EXERCISE PROMPT: All of the material below is to be returned exactly.

--- start of MATERIAL FOR THIS EXERCISE ---

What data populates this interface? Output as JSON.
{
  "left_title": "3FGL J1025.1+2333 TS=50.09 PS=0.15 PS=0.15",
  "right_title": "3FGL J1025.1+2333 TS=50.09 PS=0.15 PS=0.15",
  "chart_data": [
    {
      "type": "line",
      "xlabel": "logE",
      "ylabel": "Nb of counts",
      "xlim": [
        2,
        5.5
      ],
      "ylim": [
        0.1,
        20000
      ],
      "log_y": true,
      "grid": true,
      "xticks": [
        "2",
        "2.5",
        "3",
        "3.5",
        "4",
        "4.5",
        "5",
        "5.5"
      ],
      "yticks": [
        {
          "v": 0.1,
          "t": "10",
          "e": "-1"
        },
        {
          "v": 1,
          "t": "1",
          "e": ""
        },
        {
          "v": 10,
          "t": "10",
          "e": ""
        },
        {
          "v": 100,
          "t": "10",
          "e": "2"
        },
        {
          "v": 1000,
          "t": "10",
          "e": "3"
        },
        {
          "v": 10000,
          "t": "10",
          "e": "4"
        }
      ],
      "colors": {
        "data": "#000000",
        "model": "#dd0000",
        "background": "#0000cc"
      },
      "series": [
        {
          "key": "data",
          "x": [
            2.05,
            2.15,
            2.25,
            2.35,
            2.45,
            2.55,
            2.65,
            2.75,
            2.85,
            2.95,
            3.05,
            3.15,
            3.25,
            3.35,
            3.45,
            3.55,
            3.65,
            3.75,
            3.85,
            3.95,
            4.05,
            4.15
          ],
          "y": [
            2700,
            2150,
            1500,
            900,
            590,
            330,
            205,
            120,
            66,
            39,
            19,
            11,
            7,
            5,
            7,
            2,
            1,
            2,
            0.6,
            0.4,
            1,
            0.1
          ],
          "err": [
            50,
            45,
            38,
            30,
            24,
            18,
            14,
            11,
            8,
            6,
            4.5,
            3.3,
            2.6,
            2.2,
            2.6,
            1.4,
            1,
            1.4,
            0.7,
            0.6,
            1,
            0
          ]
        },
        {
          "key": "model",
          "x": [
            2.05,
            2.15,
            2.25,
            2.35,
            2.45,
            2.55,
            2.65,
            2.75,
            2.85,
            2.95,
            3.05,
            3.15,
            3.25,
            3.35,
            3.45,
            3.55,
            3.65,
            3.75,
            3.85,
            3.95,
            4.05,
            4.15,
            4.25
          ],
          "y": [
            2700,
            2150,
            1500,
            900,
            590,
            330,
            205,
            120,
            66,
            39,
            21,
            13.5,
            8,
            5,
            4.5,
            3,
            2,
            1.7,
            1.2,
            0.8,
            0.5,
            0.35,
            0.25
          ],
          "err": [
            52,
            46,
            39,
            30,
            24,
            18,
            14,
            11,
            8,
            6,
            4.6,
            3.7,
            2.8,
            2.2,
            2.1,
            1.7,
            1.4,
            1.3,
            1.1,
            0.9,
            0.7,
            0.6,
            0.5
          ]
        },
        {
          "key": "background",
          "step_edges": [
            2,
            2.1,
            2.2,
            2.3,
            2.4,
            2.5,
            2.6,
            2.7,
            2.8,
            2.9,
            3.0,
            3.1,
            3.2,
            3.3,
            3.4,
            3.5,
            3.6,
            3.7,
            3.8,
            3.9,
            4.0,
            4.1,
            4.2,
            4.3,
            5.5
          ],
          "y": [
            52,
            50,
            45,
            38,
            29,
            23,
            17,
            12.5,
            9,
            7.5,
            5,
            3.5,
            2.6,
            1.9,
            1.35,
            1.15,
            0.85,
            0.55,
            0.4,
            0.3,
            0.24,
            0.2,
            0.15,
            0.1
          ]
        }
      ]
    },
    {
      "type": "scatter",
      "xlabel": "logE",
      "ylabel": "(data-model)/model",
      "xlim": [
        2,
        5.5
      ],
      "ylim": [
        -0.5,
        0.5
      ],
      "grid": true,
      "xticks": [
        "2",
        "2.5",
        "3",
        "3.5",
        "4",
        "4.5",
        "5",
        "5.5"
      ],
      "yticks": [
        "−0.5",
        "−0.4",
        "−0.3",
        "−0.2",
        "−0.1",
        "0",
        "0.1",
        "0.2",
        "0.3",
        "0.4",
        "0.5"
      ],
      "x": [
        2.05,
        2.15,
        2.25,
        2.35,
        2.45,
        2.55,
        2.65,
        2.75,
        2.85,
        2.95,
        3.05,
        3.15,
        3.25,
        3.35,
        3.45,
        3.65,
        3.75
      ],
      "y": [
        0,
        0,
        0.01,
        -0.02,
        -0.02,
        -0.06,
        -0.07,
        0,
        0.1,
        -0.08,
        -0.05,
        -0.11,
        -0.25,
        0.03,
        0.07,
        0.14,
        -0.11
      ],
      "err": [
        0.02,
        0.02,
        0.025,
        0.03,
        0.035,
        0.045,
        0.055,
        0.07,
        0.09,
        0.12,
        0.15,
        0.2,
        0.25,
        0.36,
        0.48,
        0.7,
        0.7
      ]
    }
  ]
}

--- end of MATERIAL FOR THIS EXERCISE ---

FINAL RESULT:
What data populates this interface? Output as JSON.
{
  "left_title": "3FGL J1025.1+2333 TS=50.09 PS=0.15 PS=0.15",
  "right_title": "3FGL J1025.1+2333 TS=50.09 PS=0.15 PS=0.15",
  "chart_data": [
    {
      "type": "line",
      "xlabel": "logE",
      "ylabel": "Nb of counts",
      "xlim": [
        2,
        5.5
      ],
      "ylim": [
        0.1,
        20000
      ],
      "log_y": true,
      "grid": true,
      "xticks": [
        "2",
        "2.5",
        "3",
        "3.5",
        "4",
        "4.5",
        "5",
        "5.5"
      ],
      "yticks": [
        {
          "v": 0.1,
          "t": "10",
          "e": "-1"
        },
        {
          "v": 1,
          "t": "1",
          "e": ""
        },
        {
          "v": 10,
          "t": "10",
          "e": ""
        },
        {
          "v": 100,
          "t": "10",
          "e": "2"
        },
        {
          "v": 1000,
          "t": "10",
          "e": "3"
        },
        {
          "v": 10000,
          "t": "10",
          "e": "4"
        }
      ],
      "colors": {
        "data": "#000000",
        "model": "#dd0000",
        "background": "#0000cc"
      },
      "series": [
        {
          "key": "data",
          "x": [
            2.05,
            2.15,
            2.25,
            2.35,
            2.45,
            2.55,
            2.65,
            2.75,
            2.85,
            2.95,
            3.05,
            3.15,
            3.25,
            3.35,
            3.45,
            3.55,
            3.65,
            3.75,
            3.85,
            3.95,
            4.05,
            4.15
          ],
          "y": [
            2700,
            2150,
            1500,
            900,
            590,
            330,
            205,
            120,
            66,
            39,
            19,
            11,
            7,
            5,
            7,
            2,
            1,
            2,
            0.6,
            0.4,
            1,
            0.1
          ],
          "err": [
            50,
            45,
            38,
            30,
            24,
            18,
            14,
            11,
            8,
            6,
            4.5,
            3.3,
            2.6,
            2.2,
            2.6,
            1.4,
            1,
            1.4,
            0.7,
            0.6,
            1,
            0
          ]
        },
        {
          "key": "model",
          "x": [
            2.05,
            2.15,
            2.25,
            2.35,
            2.45,
            2.55,
            2.65,
            2.75,
            2.85,
            2.95,
            3.05,
            3.15,
            3.25,
            3.35,
            3.45,
            3.55,
            3.65,
            3.75,
            3.85,
            3.95,
            4.05,
            4.15,
            4.25
          ],
          "y": [
            2700,
            2150,
            1500,
            900,
            590,
            330,
            205,
            120,
            66,
            39,
            21,
            13.5,
            8,
            5,
            4.5,
            3,
            2,
            1.7,
            1.2,
            0.8,
            0.5,
            0.35,
            0.25
          ],
          "err": [
            52,
            46,
            39,
            30,
            24,
            18,
            14,
            11,
            8,
            6,
            4.6,
            3.7,
            2.8,
            2.2,
            2.1,
            1.7,
            1.4,
            1.3,
            1.1,
            0.9,
            0.7,
            0.6,
            0.5
          ]
        },
        {
          "key": "background",
          "step_edges": [
            2,
            2.1,
            2.2,
            2.3,
            2.4,
            2.5,
            2.6,
            2.7,
            2.8,
            2.9,
            3.0,
            3.1,
            3.2,
            3.3,
            3.4,
            3.5,
            3.6,
            3.7,
            3.8,
            3.9,
            4.0,
            4.1,
            4.2,
            4.3,
            5.5
          ],
          "y": [
            52,
            50,
            45,
            38,
            29,
            23,
            17,
            12.5,
            9,
            7.5,
            5,
            3.5,
            2.6,
            1.9,
            1.35,
            1.15,
            0.85,
            0.55,
            0.4,
            0.3,
            0.24,
            0.2,
            0.15,
            0.1
          ]
        }
      ]
    },
    {
      "type": "scatter",
      "xlabel": "logE",
      "ylabel": "(data-model)/model",
      "xlim": [
        2,
        5.5
      ],
      "ylim": [
        -0.5,
        0.5
      ],
      "grid": true,
      "xticks": [
        "2",
        "2.5",
        "3",
        "3.5",
        "4",
        "4.5",
        "5",
        "5.5"
      ],
      "yticks": [
        "−0.5",
        "−0.4",
        "−0.3",
        "−0.2",
        "−0.1",
        "0",
        "0.1",
        "0.2",
        "0.3",
        "0.4",
        "0.5"
      ],
      "x": [
        2.05,
        2.15,
        2.25,
        2.35,
        2.45,
        2.55,
        2.65,
        2.75,
        2.85,
        2.95,
        3.05,
        3.15,
        3.25,
        3.35,
        3.45,
        3.65,
        3.75
      ],
      "y": [
        0,
        0,
        0.01,
        -0.02,
        -0.02,
        -0.06,
        -0.07,
        0,
        0.1,
        -0.08,
        -0.05,
        -0.11,
        -0.25,
        0.03,
        0.07,
        0.14,
        -0.11
      ],
      "err": [
        0.02,
        0.02,
        0.025,
        0.03,
        0.035,
        0.045,
        0.055,
        0.07,
        0.09,
        0.12,
        0.15,
        0.2,
        0.25,
        0.36,
        0.48,
        0.7,
        0.7
      ]
    }
  ]
}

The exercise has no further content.